── DATA TO PROCESS

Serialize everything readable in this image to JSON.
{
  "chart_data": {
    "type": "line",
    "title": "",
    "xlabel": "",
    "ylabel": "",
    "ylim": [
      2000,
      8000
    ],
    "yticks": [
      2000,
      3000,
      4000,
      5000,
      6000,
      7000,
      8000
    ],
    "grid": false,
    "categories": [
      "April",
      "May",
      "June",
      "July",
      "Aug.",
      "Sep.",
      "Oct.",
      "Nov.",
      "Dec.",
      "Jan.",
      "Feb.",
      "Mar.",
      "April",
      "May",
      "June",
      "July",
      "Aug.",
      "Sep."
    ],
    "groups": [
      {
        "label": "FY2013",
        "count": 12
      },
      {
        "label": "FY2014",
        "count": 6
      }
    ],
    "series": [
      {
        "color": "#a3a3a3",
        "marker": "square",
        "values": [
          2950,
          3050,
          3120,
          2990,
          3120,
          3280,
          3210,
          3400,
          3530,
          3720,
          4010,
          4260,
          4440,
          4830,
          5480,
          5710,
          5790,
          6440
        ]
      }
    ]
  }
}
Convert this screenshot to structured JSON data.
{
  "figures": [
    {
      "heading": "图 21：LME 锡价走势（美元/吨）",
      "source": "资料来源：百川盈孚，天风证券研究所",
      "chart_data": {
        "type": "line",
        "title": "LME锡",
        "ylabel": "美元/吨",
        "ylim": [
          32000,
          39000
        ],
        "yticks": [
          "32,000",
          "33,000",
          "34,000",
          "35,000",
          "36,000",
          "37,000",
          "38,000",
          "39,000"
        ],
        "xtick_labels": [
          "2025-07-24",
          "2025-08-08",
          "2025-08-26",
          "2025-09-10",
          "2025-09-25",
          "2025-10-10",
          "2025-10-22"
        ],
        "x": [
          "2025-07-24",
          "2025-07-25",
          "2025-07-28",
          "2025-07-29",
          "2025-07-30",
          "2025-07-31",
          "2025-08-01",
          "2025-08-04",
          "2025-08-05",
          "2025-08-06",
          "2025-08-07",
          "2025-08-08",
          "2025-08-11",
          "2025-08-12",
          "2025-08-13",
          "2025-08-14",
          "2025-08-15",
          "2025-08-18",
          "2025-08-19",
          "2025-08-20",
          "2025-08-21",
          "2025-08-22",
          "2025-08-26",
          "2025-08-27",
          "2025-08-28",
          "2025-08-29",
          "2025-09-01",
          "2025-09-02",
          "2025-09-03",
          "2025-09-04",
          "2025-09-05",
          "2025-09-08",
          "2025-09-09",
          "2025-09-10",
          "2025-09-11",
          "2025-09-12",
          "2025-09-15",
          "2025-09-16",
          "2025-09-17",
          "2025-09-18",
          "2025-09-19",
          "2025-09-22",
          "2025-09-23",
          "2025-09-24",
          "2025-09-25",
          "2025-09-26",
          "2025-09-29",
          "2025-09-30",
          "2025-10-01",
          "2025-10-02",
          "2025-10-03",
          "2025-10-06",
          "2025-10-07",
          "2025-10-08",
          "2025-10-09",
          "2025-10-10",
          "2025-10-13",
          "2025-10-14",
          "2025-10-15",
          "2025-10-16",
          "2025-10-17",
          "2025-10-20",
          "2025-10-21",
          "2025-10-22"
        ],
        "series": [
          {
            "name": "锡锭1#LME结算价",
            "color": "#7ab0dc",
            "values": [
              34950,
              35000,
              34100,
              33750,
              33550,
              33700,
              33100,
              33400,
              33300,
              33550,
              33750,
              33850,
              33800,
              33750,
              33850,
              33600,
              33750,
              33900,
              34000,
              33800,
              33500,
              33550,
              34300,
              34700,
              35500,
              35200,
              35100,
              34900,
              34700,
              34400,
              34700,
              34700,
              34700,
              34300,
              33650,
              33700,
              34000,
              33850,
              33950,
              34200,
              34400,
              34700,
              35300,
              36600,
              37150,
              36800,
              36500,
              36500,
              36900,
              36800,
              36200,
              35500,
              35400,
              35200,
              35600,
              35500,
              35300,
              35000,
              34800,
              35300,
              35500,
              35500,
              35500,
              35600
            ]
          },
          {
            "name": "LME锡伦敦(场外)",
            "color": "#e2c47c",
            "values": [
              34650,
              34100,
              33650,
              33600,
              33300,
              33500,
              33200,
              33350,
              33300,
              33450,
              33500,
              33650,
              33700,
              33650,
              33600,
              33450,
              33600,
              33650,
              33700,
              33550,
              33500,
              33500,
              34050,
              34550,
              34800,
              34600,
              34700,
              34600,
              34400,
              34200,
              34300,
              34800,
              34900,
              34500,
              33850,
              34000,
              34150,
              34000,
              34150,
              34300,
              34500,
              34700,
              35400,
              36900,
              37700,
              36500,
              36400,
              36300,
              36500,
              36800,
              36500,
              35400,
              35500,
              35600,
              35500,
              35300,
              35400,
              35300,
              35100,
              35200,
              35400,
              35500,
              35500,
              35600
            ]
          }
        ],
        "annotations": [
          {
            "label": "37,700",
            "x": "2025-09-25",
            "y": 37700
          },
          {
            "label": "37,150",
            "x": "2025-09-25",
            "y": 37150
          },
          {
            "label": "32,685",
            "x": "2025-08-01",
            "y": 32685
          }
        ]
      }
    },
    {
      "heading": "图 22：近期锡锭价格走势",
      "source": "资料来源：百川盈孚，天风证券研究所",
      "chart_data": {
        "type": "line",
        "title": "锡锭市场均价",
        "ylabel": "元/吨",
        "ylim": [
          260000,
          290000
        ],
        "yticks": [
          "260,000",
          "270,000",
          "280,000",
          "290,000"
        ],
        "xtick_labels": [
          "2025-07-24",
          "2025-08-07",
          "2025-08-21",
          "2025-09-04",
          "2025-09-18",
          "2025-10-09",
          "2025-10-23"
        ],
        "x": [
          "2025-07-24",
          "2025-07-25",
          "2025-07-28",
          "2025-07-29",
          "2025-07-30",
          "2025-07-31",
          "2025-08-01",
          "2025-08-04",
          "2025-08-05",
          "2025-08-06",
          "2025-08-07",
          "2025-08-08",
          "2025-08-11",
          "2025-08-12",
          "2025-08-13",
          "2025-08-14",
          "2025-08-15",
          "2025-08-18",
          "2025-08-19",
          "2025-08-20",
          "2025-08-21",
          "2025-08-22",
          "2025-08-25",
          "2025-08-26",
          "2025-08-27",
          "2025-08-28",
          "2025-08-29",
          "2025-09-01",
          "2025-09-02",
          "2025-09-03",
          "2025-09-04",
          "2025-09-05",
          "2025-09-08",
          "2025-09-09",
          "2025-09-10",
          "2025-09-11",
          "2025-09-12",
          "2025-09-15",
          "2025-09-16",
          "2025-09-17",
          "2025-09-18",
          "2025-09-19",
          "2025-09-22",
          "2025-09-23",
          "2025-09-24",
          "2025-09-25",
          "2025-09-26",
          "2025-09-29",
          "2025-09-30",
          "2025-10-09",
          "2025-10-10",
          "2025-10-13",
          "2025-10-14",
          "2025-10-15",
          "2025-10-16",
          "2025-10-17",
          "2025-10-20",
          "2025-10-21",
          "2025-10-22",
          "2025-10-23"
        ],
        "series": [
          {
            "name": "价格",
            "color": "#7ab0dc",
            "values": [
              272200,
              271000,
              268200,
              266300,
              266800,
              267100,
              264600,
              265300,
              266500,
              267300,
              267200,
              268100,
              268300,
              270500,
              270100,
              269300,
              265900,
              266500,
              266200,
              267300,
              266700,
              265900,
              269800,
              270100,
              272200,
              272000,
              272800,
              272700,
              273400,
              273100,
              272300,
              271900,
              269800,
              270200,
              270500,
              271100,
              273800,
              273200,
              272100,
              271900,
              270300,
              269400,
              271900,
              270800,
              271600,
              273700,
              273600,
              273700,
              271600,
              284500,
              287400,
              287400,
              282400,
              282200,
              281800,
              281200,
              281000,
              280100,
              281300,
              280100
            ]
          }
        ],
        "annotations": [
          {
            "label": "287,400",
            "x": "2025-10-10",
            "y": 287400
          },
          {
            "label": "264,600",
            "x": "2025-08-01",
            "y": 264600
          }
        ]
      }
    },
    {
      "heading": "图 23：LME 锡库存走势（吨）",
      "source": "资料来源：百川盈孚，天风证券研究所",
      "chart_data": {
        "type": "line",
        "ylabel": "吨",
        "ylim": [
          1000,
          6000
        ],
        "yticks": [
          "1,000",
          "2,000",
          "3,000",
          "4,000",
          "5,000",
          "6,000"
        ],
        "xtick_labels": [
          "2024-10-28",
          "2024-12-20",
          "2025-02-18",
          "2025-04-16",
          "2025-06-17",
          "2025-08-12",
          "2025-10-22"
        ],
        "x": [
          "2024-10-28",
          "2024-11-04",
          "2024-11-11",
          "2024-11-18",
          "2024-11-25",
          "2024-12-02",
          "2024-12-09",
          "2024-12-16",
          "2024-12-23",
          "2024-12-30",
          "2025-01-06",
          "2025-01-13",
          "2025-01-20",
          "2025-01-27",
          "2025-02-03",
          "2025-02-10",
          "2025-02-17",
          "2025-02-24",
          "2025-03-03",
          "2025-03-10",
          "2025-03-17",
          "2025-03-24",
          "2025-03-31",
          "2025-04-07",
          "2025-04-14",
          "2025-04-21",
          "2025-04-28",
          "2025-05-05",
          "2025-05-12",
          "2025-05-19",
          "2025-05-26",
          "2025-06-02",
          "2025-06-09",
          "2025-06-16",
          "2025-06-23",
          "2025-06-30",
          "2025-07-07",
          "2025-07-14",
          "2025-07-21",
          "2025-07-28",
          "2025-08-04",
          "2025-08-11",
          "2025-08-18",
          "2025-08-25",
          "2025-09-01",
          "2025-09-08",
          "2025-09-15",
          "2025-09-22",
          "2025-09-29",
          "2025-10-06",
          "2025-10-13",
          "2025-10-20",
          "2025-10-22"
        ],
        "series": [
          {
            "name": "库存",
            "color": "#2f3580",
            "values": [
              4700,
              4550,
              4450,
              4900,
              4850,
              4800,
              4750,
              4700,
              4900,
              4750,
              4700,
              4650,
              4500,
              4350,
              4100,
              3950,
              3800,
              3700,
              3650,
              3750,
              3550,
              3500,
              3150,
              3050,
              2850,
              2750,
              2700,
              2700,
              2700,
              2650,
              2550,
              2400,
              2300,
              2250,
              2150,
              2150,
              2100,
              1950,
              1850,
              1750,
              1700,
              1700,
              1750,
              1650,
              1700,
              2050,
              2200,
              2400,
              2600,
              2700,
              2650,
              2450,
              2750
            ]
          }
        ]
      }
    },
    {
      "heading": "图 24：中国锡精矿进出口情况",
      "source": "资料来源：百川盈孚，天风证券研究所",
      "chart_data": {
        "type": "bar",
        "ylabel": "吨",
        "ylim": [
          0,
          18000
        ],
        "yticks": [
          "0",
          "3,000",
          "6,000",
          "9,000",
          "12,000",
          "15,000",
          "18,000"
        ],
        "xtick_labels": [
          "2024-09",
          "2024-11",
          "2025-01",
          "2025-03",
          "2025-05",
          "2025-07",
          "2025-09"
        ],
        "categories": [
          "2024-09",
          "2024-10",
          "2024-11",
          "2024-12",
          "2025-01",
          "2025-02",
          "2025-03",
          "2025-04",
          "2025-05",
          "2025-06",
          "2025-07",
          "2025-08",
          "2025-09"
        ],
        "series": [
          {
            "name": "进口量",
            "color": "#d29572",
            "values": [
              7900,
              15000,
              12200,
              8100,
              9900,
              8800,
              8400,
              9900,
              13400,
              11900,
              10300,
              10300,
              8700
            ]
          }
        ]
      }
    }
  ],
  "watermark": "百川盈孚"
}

────

WRITTEN PROBLEM:
Pick out and copy every line that contains the word "JSON".

EXERCISE SOLUTION:
Serialize everything readable in this image to JSON.
Convert this screenshot to structured JSON data.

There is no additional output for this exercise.